#### Set task:
Repeat the records below exactly.

[begin Records]

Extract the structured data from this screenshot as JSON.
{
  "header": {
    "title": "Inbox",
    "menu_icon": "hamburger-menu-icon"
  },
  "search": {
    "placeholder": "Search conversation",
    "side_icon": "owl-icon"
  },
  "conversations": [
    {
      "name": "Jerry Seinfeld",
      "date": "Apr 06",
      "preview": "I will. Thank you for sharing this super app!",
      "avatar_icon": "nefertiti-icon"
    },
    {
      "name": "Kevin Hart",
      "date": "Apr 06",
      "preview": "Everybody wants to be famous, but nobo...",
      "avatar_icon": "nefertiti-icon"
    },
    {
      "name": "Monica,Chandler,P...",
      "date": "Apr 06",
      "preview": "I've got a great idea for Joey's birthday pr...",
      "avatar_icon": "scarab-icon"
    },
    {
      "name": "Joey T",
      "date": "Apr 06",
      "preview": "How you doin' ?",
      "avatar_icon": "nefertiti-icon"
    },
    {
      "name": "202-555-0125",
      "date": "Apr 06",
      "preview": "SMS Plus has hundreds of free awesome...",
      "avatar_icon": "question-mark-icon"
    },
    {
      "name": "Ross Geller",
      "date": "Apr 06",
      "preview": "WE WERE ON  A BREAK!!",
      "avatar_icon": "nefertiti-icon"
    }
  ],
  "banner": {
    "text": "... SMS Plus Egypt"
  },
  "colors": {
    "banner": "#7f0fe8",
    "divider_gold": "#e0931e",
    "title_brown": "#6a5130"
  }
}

[end Records]

#### Task answer:
Extract the structured data from this screenshot as JSON.
{
  "header": {
    "title": "Inbox",
    "menu_icon": "hamburger-menu-icon"
  },
  "search": {
    "placeholder": "Search conversation",
    "side_icon": "owl-icon"
  },
  "conversations": [
    {
      "name": "Jerry Seinfeld",
      "date": "Apr 06",
      "preview": "I will. Thank you for sharing this super app!",
      "avatar_icon": "nefertiti-icon"
    },
    {
      "name": "Kevin Hart",
      "date": "Apr 06",
      "preview": "Everybody wants to be famous, but nobo...",
      "avatar_icon": "nefertiti-icon"
    },
    {
      "name": "Monica,Chandler,P...",
      "date": "Apr 06",
      "preview": "I've got a great idea for Joey's birthday pr...",
      "avatar_icon": "scarab-icon"
    },
    {
      "name": "Joey T",
      "date": "Apr 06",
      "preview": "How you doin' ?",
      "avatar_icon": "nefertiti-icon"
    },
    {
      "name": "202-555-0125",
      "date": "Apr 06",
      "preview": "SMS Plus has hundreds of free awesome...",
      "avatar_icon": "question-mark-icon"
    },
    {
      "name": "Ross Geller",
      "date": "Apr 06",
      "preview": "WE WERE ON  A BREAK!!",
      "avatar_icon": "nefertiti-icon"
    }
  ],
  "banner": {
    "text": "... SMS Plus Egypt"
  },
  "colors": {
    "banner": "#7f0fe8",
    "divider_gold": "#e0931e",
    "title_brown": "#6a5130"
  }
}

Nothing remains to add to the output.